• [Brief]: Identify the lines that contain the string "name" and copy all of them.

+++ Information provided

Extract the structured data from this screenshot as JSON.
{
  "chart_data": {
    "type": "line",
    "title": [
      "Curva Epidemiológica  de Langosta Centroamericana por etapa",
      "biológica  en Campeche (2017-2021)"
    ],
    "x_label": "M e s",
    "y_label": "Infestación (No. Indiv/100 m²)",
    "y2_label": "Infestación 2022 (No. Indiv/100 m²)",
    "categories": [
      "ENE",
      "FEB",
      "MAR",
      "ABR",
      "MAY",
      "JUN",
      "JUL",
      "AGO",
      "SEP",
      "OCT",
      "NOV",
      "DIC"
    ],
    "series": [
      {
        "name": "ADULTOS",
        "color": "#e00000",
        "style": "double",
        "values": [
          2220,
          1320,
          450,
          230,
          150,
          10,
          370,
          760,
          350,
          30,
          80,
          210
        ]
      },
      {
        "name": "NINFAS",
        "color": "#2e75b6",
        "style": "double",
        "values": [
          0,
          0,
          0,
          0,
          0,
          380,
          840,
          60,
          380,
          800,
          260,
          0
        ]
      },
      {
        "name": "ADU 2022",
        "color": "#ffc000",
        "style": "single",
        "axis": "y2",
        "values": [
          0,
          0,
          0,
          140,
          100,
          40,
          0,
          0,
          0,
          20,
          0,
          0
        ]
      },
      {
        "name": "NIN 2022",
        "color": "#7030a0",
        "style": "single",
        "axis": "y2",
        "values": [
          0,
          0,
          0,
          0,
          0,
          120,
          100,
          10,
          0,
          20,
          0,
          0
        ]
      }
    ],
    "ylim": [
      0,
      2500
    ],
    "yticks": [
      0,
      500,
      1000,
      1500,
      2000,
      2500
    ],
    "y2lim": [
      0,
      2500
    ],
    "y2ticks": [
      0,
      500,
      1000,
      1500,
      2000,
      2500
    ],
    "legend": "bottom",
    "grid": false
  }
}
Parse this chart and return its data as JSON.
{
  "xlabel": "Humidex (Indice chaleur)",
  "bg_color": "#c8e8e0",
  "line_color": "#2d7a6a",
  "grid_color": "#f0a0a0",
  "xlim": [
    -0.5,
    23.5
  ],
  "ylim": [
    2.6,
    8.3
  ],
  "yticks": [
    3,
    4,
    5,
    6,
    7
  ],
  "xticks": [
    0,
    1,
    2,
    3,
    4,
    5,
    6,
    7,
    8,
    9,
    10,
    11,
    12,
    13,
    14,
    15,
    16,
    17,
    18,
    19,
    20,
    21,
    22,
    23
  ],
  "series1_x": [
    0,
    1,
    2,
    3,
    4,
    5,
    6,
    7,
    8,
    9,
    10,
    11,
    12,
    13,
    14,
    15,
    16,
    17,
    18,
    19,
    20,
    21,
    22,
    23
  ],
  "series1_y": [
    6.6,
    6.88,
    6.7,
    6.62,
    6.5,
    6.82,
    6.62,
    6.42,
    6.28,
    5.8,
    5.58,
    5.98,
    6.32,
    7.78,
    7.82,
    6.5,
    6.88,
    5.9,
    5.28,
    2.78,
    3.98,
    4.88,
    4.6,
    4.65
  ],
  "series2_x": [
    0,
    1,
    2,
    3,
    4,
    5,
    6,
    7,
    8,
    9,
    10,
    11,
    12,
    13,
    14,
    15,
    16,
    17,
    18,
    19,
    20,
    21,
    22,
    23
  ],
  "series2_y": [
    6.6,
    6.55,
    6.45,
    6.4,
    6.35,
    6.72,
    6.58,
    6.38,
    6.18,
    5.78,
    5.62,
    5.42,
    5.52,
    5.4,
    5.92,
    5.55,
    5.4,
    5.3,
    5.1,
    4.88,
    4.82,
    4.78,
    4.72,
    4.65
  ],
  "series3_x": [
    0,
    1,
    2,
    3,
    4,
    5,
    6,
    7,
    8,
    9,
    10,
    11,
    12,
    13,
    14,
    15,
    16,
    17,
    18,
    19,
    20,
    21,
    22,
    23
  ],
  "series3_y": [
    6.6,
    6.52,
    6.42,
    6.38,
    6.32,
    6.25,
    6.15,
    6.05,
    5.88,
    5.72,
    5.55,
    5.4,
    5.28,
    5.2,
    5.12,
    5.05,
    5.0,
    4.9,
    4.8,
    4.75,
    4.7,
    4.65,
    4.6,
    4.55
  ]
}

++++++

• [Task solution]:
        "name": "ADULTOS",
        "name": "NINFAS",
        "name": "ADU 2022",
        "name": "NIN 2022",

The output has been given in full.